(Entries with figure data)
────────────────────

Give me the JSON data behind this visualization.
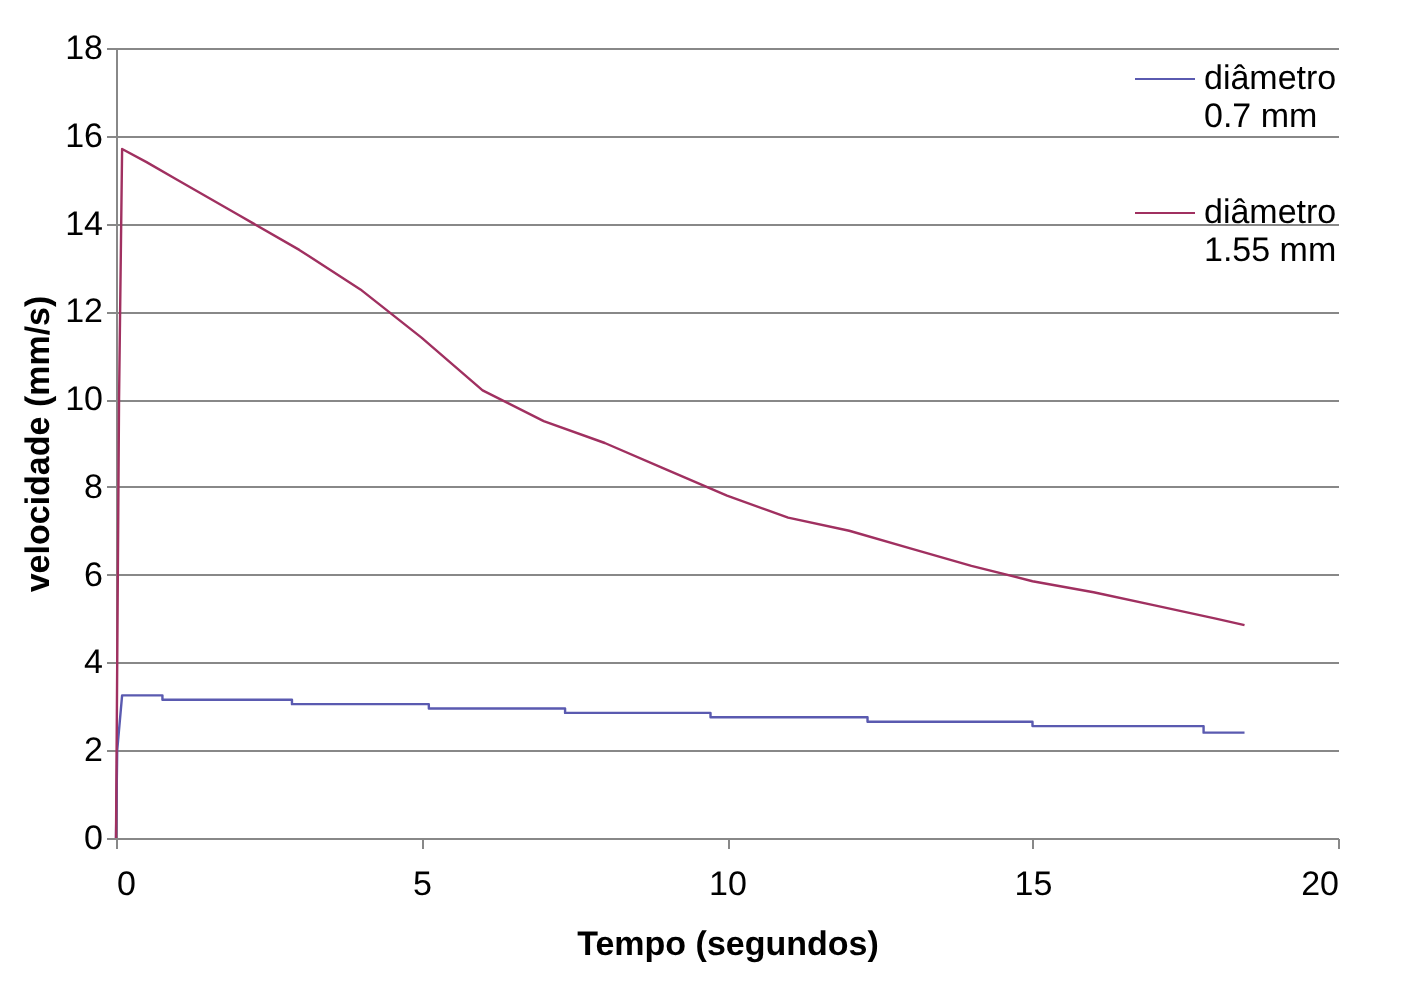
{
  "chart_data": {
    "type": "line",
    "xlabel": "Tempo (segundos)",
    "ylabel": "velocidade (mm/s)",
    "xlim": [
      0,
      20
    ],
    "xticks": [
      0,
      5,
      10,
      15,
      20
    ],
    "ylim": [
      0,
      18
    ],
    "yticks": [
      0,
      2,
      4,
      6,
      8,
      10,
      12,
      14,
      16,
      18
    ],
    "grid": "y",
    "legend": "top right",
    "marker": "none",
    "line_style": "solid",
    "series": [
      {
        "name": "diâmetro 0.7 mm",
        "color": "#5a5ab0",
        "x": [
          0,
          0.02,
          0.1,
          0.76,
          0.76,
          2.88,
          2.88,
          5.12,
          5.12,
          7.35,
          7.35,
          9.73,
          9.73,
          12.3,
          12.3,
          15.0,
          15.0,
          17.8,
          17.8,
          18.47
        ],
        "values": [
          0,
          2.0,
          3.25,
          3.25,
          3.15,
          3.15,
          3.05,
          3.05,
          2.95,
          2.95,
          2.85,
          2.85,
          2.75,
          2.75,
          2.65,
          2.65,
          2.55,
          2.55,
          2.4,
          2.4
        ]
      },
      {
        "name": "diâmetro 1.55 mm",
        "color": "#a03060",
        "x": [
          0,
          0.05,
          0.1,
          0.5,
          1,
          2,
          3,
          4,
          5,
          6,
          7,
          8,
          9,
          10,
          11,
          12,
          13,
          14,
          15,
          16,
          17,
          18,
          18.47
        ],
        "values": [
          0,
          10.0,
          15.7,
          15.4,
          15.0,
          14.2,
          13.4,
          12.5,
          11.4,
          10.2,
          9.5,
          9.0,
          8.4,
          7.8,
          7.3,
          7.0,
          6.6,
          6.2,
          5.85,
          5.6,
          5.3,
          5.0,
          4.85
        ]
      }
    ]
  }
}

────────────────────

-- What to produce --
Scan the data above and copy every line with "diâmetro" in it.

-- Reply to the exercise --
        "name": "diâmetro 0.7 mm",
        "name": "diâmetro 1.55 mm",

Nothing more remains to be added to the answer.